— start of Records for processing —
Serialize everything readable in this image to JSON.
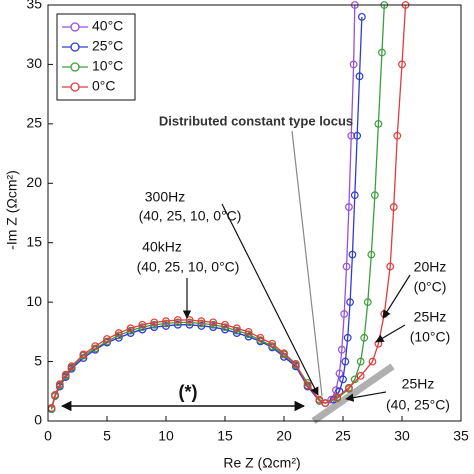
{
  "chart_data": {
    "type": "line",
    "xlabel": "Re Z (Ωcm²)",
    "ylabel": "-Im Z (Ωcm²)",
    "xlim": [
      0,
      35
    ],
    "ylim": [
      0,
      35
    ],
    "xticks": [
      0,
      5,
      10,
      15,
      20,
      25,
      30,
      35
    ],
    "yticks": [
      0,
      5,
      10,
      15,
      20,
      25,
      30,
      35
    ],
    "legend": "upper left",
    "grid": false,
    "marker": "open-circle",
    "series": [
      {
        "name": "40°C",
        "color": "#9b4fd6",
        "x": [
          0.3,
          0.6,
          1,
          1.5,
          2,
          3,
          4,
          5,
          6,
          7,
          8,
          9,
          10,
          11,
          12,
          13,
          14,
          15,
          16,
          17,
          18,
          19,
          20,
          21,
          22,
          23,
          23.5,
          24,
          24.4,
          24.7,
          24.9,
          25.1,
          25.3,
          25.5,
          25.7,
          25.9,
          26.0
        ],
        "y": [
          1.0,
          2.1,
          2.9,
          3.7,
          4.4,
          5.3,
          6.0,
          6.6,
          7.0,
          7.4,
          7.7,
          7.9,
          8.0,
          8.1,
          8.1,
          8.0,
          7.9,
          7.7,
          7.4,
          7.1,
          6.7,
          6.2,
          5.4,
          4.6,
          2.9,
          1.7,
          1.5,
          1.8,
          2.6,
          4,
          6,
          9,
          13,
          18,
          24,
          30,
          35
        ]
      },
      {
        "name": "25°C",
        "color": "#2f3bd8",
        "x": [
          0.3,
          0.6,
          1,
          1.5,
          2,
          3,
          4,
          5,
          6,
          7,
          8,
          9,
          10,
          11,
          12,
          13,
          14,
          15,
          16,
          17,
          18,
          19,
          20,
          21,
          22,
          23,
          23.5,
          24.2,
          24.7,
          25,
          25.2,
          25.4,
          25.6,
          25.8,
          26,
          26.2,
          26.4,
          26.6
        ],
        "y": [
          1.0,
          2.1,
          2.9,
          3.7,
          4.4,
          5.3,
          6.0,
          6.6,
          7.0,
          7.4,
          7.7,
          7.9,
          8.0,
          8.1,
          8.1,
          8.0,
          7.9,
          7.7,
          7.4,
          7.1,
          6.7,
          6.2,
          5.4,
          4.6,
          2.9,
          1.7,
          1.5,
          1.8,
          2.5,
          3.5,
          5,
          7,
          10,
          14,
          19,
          24,
          29,
          34
        ]
      },
      {
        "name": "10°C",
        "color": "#3c9e3c",
        "x": [
          0.3,
          0.6,
          1,
          1.5,
          2,
          3,
          4,
          5,
          6,
          7,
          8,
          9,
          10,
          11,
          12,
          13,
          14,
          15,
          16,
          17,
          18,
          19,
          20,
          21,
          22,
          23,
          23.5,
          24.5,
          25.5,
          26,
          26.5,
          26.8,
          27.1,
          27.4,
          27.7,
          28,
          28.3,
          28.5
        ],
        "y": [
          1.0,
          2.1,
          3.0,
          3.8,
          4.5,
          5.5,
          6.1,
          6.7,
          7.2,
          7.6,
          7.9,
          8.1,
          8.2,
          8.3,
          8.3,
          8.2,
          8.1,
          7.9,
          7.6,
          7.3,
          6.8,
          6.3,
          5.6,
          4.7,
          3.2,
          1.7,
          1.5,
          1.9,
          2.7,
          3.5,
          5,
          7,
          10,
          14,
          19,
          25,
          31,
          35
        ]
      },
      {
        "name": "0°C",
        "color": "#e23b3b",
        "x": [
          0.3,
          0.6,
          1,
          1.5,
          2,
          3,
          4,
          5,
          6,
          7,
          8,
          9,
          10,
          11,
          12,
          13,
          14,
          15,
          16,
          17,
          18,
          19,
          20,
          21,
          22,
          23,
          23.5,
          24.5,
          25.5,
          26.5,
          27.5,
          28,
          28.5,
          29,
          29.3,
          29.6,
          30,
          30.3
        ],
        "y": [
          1.1,
          2.2,
          3.1,
          3.9,
          4.6,
          5.6,
          6.3,
          6.9,
          7.4,
          7.8,
          8.1,
          8.3,
          8.4,
          8.5,
          8.5,
          8.4,
          8.3,
          8.1,
          7.8,
          7.5,
          7.0,
          6.5,
          5.7,
          4.8,
          3.0,
          1.8,
          1.5,
          2.0,
          2.8,
          3.8,
          5,
          6.5,
          9,
          13,
          18,
          24,
          30,
          35
        ]
      }
    ],
    "annotations": [
      "Distributed constant type locus",
      "300Hz",
      "(40, 25, 10, 0°C)",
      "40kHz",
      "(40, 25, 10, 0°C)",
      "20Hz",
      "(0°C)",
      "25Hz",
      "(10°C)",
      "25Hz",
      "(40, 25°C)",
      "(*)"
    ]
  }
}
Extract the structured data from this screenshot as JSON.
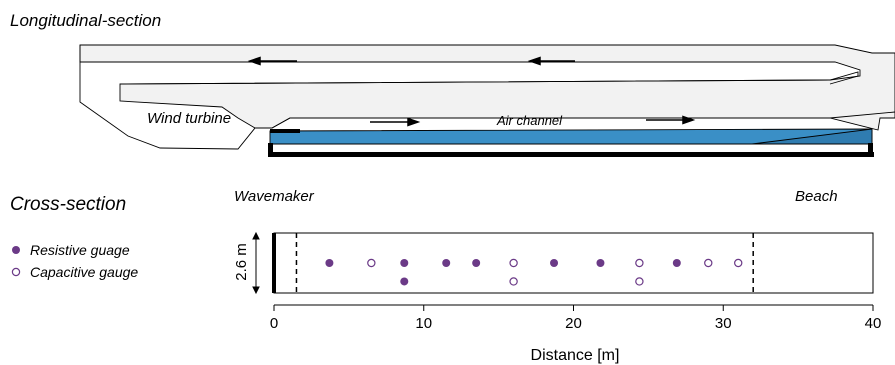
{
  "longitudinal": {
    "heading": "Longitudinal-section",
    "wind_turbine_label": "Wind turbine",
    "air_channel_label": "Air channel"
  },
  "cross": {
    "heading": "Cross-section",
    "wavemaker_label": "Wavemaker",
    "beach_label": "Beach",
    "height_label": "2.6 m",
    "legend": {
      "resistive": "Resistive guage",
      "capacitive": "Capacitive gauge"
    }
  },
  "colors": {
    "gauge": "#6b3a87",
    "water": "#3a8fc6",
    "tunnel_fill": "#f2f2f2"
  },
  "chart_data": {
    "type": "scatter",
    "xlabel": "Distance [m]",
    "xlim": [
      0,
      40
    ],
    "xticks": [
      0,
      10,
      20,
      30,
      40
    ],
    "ylim": [
      0,
      2.6
    ],
    "dashed_lines_x": [
      1.5,
      32
    ],
    "series": [
      {
        "name": "Resistive guage",
        "marker": "filled",
        "points": [
          [
            3.7,
            1.3
          ],
          [
            8.7,
            1.3
          ],
          [
            11.5,
            1.3
          ],
          [
            13.5,
            1.3
          ],
          [
            18.7,
            1.3
          ],
          [
            21.8,
            1.3
          ],
          [
            26.9,
            1.3
          ],
          [
            8.7,
            0.5
          ]
        ]
      },
      {
        "name": "Capacitive gauge",
        "marker": "open",
        "points": [
          [
            6.5,
            1.3
          ],
          [
            16.0,
            1.3
          ],
          [
            24.4,
            1.3
          ],
          [
            29.0,
            1.3
          ],
          [
            31.0,
            1.3
          ],
          [
            16.0,
            0.5
          ],
          [
            24.4,
            0.5
          ]
        ]
      }
    ]
  }
}
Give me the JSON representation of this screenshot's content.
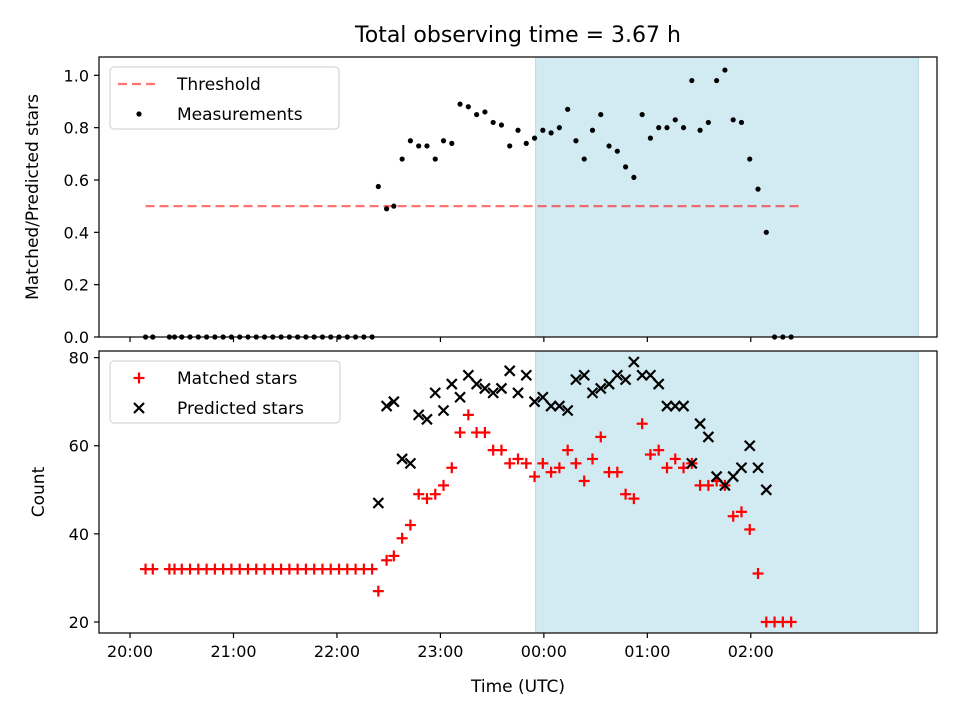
— end of Records for processing —
Scan the lines for the string "marker". Pick out every line that has it.

## Result for this task:
    "marker": "open-circle",
        "marker": "filled",
        "marker": "open",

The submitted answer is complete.